Exercise goal
Rewrite the data below with every instance of "radio-label" changed to "option-label", keeping everything else the same.

Dataset extract
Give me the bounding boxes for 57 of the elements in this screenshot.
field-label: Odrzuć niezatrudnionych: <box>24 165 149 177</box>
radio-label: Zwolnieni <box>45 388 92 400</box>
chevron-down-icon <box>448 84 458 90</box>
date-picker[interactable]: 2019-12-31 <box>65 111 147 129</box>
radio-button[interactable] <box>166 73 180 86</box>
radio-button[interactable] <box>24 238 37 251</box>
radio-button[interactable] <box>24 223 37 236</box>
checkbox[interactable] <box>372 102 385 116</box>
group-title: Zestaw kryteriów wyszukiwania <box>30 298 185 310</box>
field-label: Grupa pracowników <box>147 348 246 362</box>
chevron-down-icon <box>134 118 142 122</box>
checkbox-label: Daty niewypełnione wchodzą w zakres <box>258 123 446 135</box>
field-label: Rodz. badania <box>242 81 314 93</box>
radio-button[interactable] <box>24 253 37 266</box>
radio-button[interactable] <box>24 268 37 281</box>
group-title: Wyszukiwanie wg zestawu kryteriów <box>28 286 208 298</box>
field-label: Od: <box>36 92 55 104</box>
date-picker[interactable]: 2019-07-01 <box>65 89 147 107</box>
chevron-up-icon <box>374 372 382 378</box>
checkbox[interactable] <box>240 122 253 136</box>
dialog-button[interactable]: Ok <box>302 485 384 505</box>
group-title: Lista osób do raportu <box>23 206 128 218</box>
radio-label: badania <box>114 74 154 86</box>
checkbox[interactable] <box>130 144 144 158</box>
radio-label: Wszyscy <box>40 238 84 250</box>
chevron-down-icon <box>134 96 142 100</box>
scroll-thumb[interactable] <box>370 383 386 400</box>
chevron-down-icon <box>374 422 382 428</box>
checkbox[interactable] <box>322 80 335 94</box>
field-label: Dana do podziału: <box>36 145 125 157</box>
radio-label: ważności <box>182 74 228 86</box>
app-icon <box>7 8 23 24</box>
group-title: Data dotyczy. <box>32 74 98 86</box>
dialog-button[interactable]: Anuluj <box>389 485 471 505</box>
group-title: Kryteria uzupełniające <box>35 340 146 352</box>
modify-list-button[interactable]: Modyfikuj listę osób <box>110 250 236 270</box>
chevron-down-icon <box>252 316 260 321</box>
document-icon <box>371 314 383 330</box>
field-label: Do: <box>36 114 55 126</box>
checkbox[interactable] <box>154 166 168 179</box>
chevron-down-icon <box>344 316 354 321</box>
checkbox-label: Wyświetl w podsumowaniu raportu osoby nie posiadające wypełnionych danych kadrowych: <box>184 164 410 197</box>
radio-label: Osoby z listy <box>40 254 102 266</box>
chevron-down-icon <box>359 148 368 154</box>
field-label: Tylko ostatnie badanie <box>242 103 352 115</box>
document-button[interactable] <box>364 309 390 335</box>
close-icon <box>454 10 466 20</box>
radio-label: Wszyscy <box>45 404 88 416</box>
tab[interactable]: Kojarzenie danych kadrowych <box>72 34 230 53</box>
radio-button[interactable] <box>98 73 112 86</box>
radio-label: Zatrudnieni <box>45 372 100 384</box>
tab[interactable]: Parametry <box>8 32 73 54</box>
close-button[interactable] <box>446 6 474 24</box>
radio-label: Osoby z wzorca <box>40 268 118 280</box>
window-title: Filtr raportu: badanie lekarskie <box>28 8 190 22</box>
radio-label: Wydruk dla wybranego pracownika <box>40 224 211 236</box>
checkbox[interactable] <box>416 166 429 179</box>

Answer to the task
Give me the bounding boxes for 57 of the elements in this screenshot.
field-label: Odrzuć niezatrudnionych: <box>24 165 149 177</box>
option-label: Zwolnieni <box>45 388 92 400</box>
chevron-down-icon <box>448 84 458 90</box>
date-picker[interactable]: 2019-12-31 <box>65 111 147 129</box>
radio-button[interactable] <box>166 73 180 86</box>
radio-button[interactable] <box>24 238 37 251</box>
radio-button[interactable] <box>24 223 37 236</box>
checkbox[interactable] <box>372 102 385 116</box>
group-title: Zestaw kryteriów wyszukiwania <box>30 298 185 310</box>
field-label: Grupa pracowników <box>147 348 246 362</box>
chevron-down-icon <box>134 118 142 122</box>
checkbox-label: Daty niewypełnione wchodzą w zakres <box>258 123 446 135</box>
field-label: Rodz. badania <box>242 81 314 93</box>
radio-button[interactable] <box>24 253 37 266</box>
radio-button[interactable] <box>24 268 37 281</box>
group-title: Wyszukiwanie wg zestawu kryteriów <box>28 286 208 298</box>
field-label: Od: <box>36 92 55 104</box>
date-picker[interactable]: 2019-07-01 <box>65 89 147 107</box>
chevron-up-icon <box>374 372 382 378</box>
checkbox[interactable] <box>240 122 253 136</box>
dialog-button[interactable]: Ok <box>302 485 384 505</box>
group-title: Lista osób do raportu <box>23 206 128 218</box>
option-label: badania <box>114 74 154 86</box>
checkbox[interactable] <box>130 144 144 158</box>
option-label: Wszyscy <box>40 238 84 250</box>
chevron-down-icon <box>134 96 142 100</box>
scroll-thumb[interactable] <box>370 383 386 400</box>
chevron-down-icon <box>374 422 382 428</box>
checkbox[interactable] <box>322 80 335 94</box>
field-label: Dana do podziału: <box>36 145 125 157</box>
option-label: ważności <box>182 74 228 86</box>
app-icon <box>7 8 23 24</box>
group-title: Data dotyczy. <box>32 74 98 86</box>
dialog-button[interactable]: Anuluj <box>389 485 471 505</box>
group-title: Kryteria uzupełniające <box>35 340 146 352</box>
modify-list-button[interactable]: Modyfikuj listę osób <box>110 250 236 270</box>
chevron-down-icon <box>252 316 260 321</box>
document-icon <box>371 314 383 330</box>
field-label: Do: <box>36 114 55 126</box>
checkbox[interactable] <box>154 166 168 179</box>
chevron-down-icon <box>344 316 354 321</box>
checkbox-label: Wyświetl w podsumowaniu raportu osoby nie posiadające wypełnionych danych kadrowych: <box>184 164 410 197</box>
option-label: Osoby z listy <box>40 254 102 266</box>
chevron-down-icon <box>359 148 368 154</box>
field-label: Tylko ostatnie badanie <box>242 103 352 115</box>
document-button[interactable] <box>364 309 390 335</box>
close-icon <box>454 10 466 20</box>
option-label: Wszyscy <box>45 404 88 416</box>
tab[interactable]: Kojarzenie danych kadrowych <box>72 34 230 53</box>
radio-button[interactable] <box>98 73 112 86</box>
option-label: Zatrudnieni <box>45 372 100 384</box>
tab[interactable]: Parametry <box>8 32 73 54</box>
close-button[interactable] <box>446 6 474 24</box>
option-label: Osoby z wzorca <box>40 268 118 280</box>
window-title: Filtr raportu: badanie lekarskie <box>28 8 190 22</box>
option-label: Wydruk dla wybranego pracownika <box>40 224 211 236</box>
checkbox[interactable] <box>416 166 429 179</box>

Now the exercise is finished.